YOUR TASK: Track down the lines that contain "screenshot" and copy them.
--- Start DATA RECORDS ---
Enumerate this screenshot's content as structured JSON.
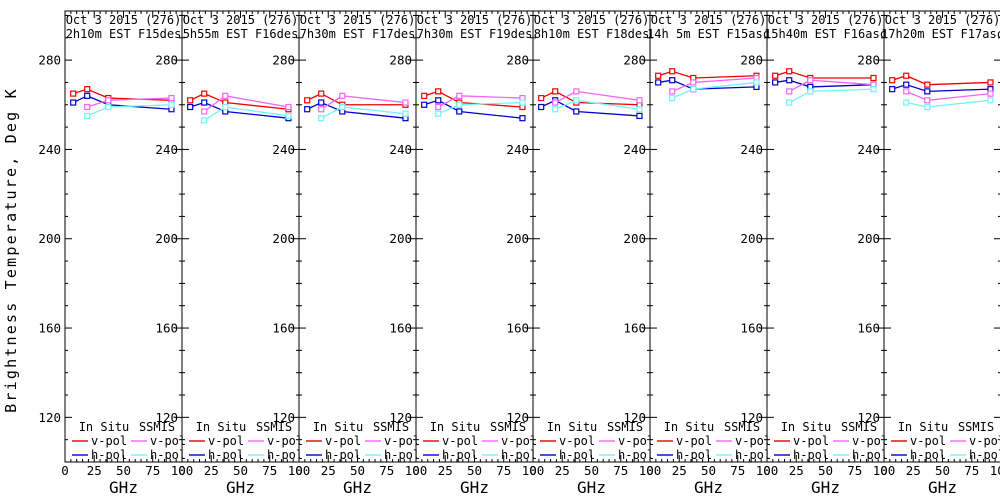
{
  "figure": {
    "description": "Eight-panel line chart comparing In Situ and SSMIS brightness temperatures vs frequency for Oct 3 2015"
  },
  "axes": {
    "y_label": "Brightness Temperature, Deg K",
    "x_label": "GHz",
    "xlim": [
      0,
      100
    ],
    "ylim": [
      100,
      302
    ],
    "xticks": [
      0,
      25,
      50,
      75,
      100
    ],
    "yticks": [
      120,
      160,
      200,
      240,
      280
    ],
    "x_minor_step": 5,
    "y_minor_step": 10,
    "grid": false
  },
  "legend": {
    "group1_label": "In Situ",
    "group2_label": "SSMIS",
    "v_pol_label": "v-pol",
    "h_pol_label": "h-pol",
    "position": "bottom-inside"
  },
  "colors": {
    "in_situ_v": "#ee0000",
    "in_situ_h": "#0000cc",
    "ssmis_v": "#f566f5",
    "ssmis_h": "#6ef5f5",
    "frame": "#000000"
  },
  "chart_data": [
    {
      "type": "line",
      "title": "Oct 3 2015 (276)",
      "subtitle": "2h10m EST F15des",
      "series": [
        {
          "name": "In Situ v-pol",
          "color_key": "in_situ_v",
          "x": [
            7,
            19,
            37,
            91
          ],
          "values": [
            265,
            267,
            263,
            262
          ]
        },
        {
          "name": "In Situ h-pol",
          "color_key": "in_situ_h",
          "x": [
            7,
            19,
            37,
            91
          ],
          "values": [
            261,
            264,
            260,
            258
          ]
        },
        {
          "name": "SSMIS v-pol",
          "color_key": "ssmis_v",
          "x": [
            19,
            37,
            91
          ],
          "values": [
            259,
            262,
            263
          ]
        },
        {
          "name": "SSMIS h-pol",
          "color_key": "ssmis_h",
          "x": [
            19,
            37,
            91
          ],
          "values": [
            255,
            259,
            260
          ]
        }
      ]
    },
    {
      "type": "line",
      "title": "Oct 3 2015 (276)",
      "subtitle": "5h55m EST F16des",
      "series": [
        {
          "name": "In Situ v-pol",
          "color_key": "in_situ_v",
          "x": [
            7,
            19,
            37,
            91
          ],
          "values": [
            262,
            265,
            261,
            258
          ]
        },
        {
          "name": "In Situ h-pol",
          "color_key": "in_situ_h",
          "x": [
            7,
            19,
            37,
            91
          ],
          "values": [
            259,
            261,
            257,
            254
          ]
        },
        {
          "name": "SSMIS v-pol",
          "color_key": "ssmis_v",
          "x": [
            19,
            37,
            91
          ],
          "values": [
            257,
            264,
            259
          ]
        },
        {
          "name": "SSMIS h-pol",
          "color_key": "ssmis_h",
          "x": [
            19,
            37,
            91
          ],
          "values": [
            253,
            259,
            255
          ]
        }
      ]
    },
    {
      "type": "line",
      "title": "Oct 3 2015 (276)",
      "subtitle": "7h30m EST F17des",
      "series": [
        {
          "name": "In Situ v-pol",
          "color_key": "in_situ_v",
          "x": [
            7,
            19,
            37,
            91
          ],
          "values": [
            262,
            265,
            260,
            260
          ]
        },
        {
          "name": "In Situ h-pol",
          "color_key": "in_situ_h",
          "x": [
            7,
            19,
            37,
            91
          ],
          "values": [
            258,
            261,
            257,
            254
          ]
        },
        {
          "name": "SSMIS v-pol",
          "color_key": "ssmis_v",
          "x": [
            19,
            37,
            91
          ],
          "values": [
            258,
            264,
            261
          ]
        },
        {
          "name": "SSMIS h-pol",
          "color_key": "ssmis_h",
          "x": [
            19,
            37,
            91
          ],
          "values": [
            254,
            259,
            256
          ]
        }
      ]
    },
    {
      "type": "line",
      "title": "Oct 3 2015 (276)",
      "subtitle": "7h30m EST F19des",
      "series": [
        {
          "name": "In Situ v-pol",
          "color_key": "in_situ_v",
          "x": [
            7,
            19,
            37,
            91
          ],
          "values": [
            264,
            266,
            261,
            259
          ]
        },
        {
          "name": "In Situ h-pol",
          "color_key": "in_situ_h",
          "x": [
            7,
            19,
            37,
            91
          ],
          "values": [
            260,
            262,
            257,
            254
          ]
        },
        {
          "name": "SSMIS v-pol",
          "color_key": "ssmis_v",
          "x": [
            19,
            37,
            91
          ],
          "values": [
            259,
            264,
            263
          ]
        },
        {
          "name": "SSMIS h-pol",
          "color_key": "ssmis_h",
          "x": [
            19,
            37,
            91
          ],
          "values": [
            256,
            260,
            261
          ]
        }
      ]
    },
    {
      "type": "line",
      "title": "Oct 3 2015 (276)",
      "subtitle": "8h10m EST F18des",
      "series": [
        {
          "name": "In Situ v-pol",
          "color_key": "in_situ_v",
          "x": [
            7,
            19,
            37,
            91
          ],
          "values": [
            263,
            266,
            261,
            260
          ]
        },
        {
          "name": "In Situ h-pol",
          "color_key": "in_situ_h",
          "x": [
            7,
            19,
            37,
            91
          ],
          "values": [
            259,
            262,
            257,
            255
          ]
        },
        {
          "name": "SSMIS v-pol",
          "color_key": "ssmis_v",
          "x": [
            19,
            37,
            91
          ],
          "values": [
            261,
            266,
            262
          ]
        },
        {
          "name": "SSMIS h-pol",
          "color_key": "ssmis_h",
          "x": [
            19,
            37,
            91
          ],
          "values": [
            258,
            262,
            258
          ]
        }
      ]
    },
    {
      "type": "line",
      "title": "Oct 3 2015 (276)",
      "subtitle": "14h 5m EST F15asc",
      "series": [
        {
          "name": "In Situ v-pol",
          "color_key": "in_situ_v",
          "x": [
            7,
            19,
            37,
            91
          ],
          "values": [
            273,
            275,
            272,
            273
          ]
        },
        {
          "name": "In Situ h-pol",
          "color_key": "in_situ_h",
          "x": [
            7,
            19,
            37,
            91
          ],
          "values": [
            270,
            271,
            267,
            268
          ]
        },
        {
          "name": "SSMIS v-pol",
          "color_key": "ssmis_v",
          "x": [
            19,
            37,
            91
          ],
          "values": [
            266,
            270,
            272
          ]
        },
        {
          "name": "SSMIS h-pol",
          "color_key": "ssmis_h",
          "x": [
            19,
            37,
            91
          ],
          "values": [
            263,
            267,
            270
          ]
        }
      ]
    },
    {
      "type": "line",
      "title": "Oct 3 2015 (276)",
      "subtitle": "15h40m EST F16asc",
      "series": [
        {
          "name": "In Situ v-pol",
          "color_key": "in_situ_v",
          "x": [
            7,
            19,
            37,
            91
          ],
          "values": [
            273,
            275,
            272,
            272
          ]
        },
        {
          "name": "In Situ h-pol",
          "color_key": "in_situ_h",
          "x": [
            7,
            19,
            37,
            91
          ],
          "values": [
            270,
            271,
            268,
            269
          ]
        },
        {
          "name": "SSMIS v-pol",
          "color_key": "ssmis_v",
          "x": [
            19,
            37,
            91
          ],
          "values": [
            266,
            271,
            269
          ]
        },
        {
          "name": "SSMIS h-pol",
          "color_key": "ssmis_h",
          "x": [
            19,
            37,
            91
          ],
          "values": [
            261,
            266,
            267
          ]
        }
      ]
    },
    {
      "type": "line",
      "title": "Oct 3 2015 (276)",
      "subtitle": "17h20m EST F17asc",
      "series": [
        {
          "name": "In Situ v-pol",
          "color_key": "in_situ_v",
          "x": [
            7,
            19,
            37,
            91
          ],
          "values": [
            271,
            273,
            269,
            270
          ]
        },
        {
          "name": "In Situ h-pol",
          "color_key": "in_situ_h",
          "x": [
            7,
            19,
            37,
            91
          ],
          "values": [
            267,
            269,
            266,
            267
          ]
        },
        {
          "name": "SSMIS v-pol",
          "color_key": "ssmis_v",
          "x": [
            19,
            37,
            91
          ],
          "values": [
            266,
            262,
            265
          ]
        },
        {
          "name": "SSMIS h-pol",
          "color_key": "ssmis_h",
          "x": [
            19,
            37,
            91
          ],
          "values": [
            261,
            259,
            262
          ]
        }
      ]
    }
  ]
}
--- End DATA RECORDS ---
--- Start DATA RECORDS ---
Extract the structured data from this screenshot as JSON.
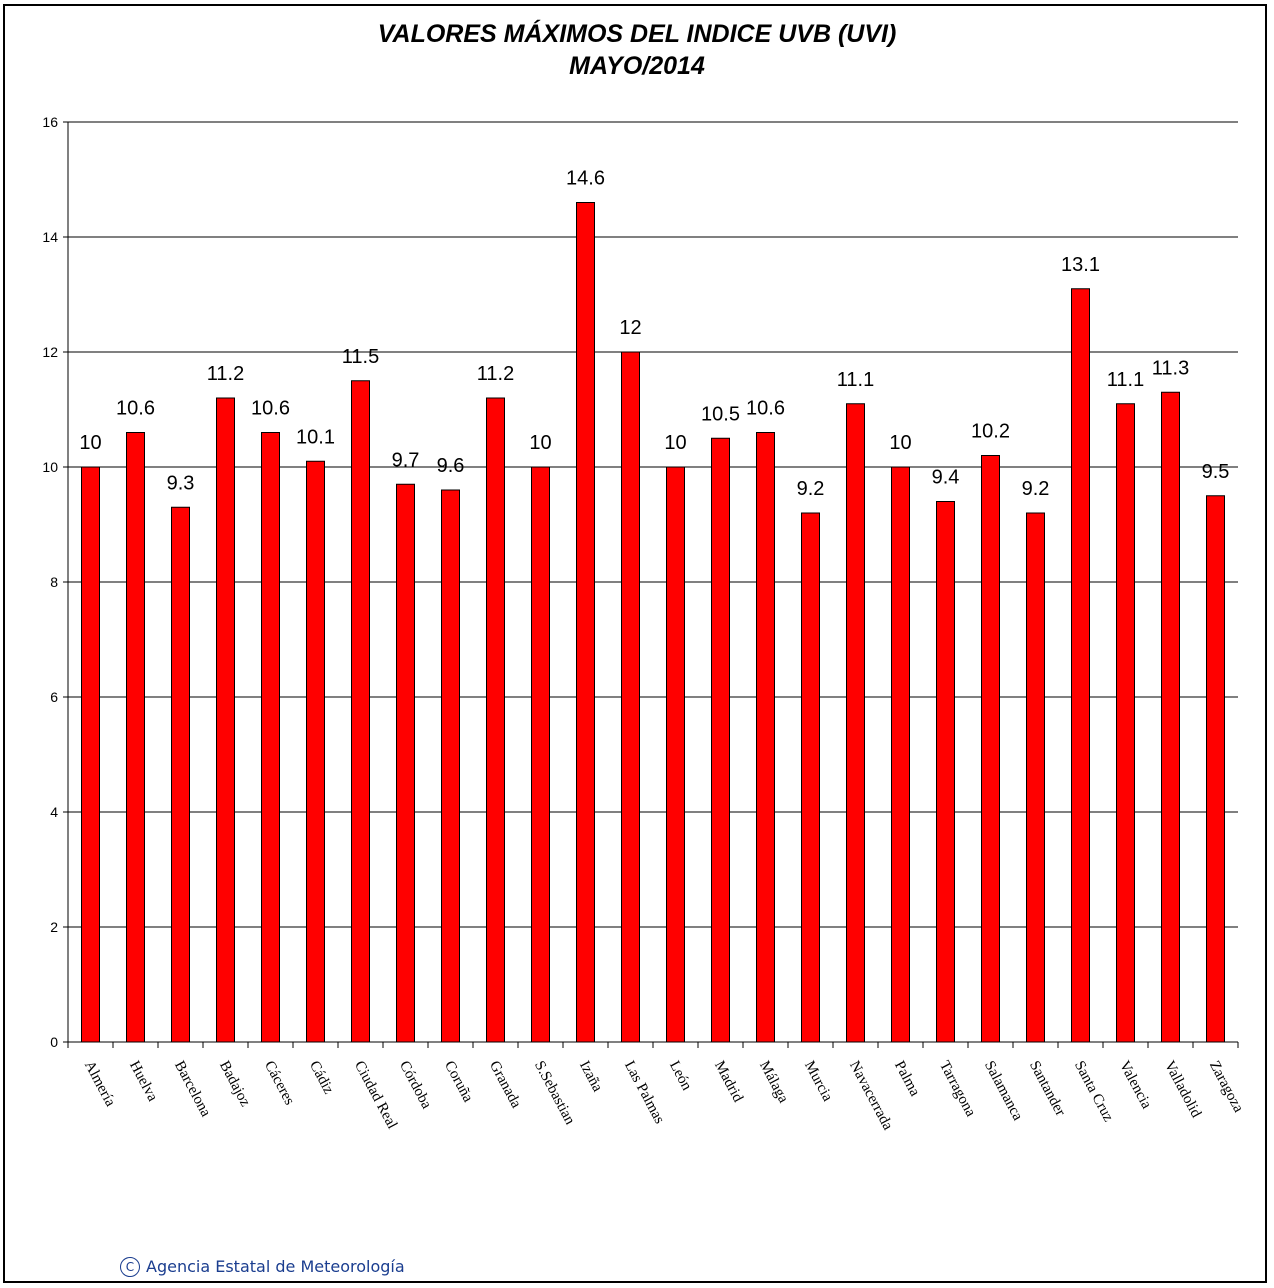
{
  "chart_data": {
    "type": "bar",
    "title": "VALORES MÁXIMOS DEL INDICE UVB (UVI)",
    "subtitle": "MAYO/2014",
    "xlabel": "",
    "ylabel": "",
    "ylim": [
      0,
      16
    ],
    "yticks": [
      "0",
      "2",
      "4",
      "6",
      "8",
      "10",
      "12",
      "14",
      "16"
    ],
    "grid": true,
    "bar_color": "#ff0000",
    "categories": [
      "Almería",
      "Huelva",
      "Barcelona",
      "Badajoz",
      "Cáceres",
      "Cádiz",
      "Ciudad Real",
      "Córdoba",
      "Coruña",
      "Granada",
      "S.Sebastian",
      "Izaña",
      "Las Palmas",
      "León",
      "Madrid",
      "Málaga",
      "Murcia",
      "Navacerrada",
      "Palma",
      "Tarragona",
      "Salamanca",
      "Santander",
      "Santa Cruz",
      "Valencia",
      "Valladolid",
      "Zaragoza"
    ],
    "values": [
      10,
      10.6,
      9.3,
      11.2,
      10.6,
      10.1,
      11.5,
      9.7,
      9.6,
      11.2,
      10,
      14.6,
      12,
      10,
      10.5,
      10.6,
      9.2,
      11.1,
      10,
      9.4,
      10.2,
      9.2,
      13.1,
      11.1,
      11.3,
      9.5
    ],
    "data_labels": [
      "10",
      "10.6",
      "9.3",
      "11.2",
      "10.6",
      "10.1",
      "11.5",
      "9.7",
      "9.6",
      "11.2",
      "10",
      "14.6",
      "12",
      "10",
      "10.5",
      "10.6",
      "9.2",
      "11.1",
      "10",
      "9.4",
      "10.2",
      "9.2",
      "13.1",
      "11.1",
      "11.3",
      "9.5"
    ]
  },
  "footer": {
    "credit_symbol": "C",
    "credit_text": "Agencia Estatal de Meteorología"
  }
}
--- End DATA RECORDS ---
RESULT OF THE TASK:
Enumerate this screenshot's content as structured JSON.
Extract the structured data from this screenshot as JSON.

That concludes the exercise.